Exercise description: Work through the data and report how many lines include the string "ylabel", giving the number alone.

Records for the exercise:

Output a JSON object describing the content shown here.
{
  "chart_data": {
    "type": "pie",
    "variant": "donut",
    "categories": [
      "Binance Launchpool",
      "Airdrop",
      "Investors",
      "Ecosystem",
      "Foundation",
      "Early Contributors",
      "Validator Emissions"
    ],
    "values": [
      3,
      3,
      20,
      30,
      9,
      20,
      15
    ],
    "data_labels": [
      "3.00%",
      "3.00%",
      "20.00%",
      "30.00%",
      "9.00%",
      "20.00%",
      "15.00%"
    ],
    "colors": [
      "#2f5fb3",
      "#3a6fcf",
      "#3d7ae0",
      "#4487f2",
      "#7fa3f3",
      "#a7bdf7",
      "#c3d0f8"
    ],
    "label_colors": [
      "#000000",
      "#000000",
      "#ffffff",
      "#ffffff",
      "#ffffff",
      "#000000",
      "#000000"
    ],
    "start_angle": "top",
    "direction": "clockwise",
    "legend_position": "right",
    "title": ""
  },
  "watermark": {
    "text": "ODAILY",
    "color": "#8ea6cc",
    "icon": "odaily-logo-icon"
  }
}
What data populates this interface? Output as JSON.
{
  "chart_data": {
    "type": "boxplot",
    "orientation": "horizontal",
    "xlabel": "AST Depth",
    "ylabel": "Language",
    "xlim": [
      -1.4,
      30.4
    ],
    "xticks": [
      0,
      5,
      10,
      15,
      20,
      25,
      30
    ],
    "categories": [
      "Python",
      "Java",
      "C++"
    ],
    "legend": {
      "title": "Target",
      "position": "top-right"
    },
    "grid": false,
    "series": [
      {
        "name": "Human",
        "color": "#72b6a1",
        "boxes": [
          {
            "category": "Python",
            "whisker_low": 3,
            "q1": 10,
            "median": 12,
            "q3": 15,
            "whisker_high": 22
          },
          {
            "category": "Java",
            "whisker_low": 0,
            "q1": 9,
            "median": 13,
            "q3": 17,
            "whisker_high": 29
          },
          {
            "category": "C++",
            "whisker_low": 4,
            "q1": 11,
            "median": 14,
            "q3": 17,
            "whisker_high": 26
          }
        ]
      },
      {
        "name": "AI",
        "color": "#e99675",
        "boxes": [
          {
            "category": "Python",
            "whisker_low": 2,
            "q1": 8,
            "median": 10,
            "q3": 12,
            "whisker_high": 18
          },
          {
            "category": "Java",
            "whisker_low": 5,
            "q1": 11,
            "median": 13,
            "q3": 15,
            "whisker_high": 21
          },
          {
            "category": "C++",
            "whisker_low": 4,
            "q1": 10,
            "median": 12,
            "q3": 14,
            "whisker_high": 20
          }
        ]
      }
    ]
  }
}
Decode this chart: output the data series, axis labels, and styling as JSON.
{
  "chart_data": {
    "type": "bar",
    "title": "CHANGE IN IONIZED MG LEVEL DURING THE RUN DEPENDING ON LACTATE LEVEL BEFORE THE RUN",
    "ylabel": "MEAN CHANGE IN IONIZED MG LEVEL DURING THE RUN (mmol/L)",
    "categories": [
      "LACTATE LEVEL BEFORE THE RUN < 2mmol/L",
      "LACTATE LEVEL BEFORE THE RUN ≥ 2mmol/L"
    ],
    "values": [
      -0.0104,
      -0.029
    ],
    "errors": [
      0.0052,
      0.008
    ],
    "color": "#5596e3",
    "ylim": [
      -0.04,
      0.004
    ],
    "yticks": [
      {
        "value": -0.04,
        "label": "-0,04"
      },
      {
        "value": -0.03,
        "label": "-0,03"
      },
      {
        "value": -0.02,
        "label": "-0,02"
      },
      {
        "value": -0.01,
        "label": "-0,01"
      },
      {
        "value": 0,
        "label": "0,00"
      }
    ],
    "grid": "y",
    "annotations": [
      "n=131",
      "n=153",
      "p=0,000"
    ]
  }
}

Written solution: 2